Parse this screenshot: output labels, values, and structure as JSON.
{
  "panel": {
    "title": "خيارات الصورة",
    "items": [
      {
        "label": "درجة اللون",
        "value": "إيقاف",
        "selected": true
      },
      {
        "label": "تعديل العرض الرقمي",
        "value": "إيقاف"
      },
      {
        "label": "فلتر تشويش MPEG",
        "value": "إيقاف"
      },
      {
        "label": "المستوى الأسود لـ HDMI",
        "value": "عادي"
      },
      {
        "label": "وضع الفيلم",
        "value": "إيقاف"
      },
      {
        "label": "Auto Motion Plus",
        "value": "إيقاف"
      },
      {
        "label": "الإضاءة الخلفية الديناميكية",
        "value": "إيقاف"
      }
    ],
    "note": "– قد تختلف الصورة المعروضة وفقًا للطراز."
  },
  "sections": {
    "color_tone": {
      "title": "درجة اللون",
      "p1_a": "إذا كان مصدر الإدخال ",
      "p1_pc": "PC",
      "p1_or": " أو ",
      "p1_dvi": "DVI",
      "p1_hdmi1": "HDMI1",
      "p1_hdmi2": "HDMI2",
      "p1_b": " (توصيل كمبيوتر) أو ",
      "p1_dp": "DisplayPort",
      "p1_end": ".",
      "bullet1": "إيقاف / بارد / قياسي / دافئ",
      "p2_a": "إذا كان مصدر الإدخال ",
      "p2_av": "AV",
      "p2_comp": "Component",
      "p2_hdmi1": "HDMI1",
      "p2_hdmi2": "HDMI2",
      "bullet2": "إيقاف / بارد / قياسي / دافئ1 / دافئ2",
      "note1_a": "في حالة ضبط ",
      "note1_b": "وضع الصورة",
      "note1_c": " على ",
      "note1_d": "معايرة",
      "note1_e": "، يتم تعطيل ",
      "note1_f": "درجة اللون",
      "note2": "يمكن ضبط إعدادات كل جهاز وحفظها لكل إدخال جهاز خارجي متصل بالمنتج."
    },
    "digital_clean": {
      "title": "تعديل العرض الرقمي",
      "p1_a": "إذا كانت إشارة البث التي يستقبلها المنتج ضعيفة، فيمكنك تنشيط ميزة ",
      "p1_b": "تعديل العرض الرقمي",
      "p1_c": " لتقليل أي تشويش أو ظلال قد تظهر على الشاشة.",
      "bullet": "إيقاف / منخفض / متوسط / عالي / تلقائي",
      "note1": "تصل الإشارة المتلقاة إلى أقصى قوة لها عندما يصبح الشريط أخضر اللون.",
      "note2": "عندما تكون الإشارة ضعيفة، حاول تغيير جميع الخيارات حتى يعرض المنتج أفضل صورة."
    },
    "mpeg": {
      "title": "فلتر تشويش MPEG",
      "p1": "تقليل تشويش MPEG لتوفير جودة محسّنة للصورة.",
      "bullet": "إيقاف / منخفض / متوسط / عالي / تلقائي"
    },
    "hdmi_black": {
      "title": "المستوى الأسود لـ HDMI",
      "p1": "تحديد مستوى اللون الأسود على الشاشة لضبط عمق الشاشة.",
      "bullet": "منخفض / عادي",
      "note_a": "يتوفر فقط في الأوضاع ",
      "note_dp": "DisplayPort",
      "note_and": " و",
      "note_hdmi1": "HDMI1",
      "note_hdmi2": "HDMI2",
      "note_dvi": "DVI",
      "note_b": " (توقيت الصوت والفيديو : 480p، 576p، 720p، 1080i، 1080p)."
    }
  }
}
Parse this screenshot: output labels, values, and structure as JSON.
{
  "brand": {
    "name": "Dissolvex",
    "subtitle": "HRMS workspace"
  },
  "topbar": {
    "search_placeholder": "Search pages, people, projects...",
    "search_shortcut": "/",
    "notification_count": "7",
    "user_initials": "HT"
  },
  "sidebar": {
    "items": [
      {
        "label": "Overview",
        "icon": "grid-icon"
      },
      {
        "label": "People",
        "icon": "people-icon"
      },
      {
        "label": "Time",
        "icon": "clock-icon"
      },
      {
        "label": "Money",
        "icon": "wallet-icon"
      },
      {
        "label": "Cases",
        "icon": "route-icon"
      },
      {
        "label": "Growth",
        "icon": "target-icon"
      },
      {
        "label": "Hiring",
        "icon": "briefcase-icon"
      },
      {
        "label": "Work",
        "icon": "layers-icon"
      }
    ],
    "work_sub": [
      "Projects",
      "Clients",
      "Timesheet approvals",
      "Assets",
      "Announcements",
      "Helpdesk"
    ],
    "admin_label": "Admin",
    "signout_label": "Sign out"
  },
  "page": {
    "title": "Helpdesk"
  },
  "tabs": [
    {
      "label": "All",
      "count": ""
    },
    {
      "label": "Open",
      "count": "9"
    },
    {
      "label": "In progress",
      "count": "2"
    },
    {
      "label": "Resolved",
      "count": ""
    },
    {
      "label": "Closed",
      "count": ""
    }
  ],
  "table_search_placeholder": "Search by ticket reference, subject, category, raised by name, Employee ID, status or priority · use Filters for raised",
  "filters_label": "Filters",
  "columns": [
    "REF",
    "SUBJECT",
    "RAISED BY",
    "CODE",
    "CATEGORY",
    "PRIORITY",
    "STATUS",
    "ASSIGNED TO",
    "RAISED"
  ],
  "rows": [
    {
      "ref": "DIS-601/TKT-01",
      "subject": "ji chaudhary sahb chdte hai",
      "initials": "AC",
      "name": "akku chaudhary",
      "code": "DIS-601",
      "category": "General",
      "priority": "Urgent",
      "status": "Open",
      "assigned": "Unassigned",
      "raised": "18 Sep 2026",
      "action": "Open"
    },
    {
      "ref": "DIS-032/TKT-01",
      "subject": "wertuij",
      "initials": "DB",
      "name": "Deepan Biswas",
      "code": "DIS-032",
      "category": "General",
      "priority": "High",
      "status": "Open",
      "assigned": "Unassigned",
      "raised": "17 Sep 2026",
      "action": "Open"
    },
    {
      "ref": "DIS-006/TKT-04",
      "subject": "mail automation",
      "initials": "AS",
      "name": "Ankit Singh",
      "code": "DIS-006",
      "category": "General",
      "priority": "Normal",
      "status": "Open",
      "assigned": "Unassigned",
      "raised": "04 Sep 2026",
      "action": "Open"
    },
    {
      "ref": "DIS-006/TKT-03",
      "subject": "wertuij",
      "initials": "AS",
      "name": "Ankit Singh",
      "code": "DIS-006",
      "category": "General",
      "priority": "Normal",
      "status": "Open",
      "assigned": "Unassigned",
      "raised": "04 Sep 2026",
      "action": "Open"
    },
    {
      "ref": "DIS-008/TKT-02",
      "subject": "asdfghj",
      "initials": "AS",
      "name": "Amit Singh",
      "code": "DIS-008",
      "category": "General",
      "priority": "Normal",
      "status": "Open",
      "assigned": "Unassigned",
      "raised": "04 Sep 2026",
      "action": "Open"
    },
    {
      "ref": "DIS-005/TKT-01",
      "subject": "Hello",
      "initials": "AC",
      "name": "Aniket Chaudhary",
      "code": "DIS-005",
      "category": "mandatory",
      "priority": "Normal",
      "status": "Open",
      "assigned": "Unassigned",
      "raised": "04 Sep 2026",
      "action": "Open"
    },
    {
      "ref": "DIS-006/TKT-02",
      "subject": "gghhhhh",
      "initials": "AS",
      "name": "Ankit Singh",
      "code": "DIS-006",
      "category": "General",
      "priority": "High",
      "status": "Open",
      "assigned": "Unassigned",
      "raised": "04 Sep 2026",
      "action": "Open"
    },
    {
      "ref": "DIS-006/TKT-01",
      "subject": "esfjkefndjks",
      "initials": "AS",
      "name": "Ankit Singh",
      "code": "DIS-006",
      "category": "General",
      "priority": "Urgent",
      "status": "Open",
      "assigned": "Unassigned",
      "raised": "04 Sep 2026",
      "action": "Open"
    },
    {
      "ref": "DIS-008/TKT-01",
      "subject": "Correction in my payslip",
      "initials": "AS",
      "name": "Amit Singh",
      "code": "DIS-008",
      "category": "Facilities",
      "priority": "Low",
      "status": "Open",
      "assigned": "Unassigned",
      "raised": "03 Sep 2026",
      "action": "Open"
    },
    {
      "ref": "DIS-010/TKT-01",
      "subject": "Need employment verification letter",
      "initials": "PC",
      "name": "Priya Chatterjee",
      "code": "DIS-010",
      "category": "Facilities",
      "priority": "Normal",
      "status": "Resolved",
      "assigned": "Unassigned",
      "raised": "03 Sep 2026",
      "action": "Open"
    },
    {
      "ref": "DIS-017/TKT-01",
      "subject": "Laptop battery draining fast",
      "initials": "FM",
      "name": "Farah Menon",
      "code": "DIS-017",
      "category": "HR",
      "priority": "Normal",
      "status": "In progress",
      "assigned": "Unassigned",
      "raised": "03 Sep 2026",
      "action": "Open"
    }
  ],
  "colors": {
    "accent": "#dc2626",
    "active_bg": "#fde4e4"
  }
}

+ + + + +

→ **THE REQUEST**:
Your task is to pick out every line with the string "درجة" and copy it.

→ **RESULT OF THIS TASK**:
        "label": "درجة اللون",
      "title": "درجة اللون",
      "note1_f": "درجة اللون",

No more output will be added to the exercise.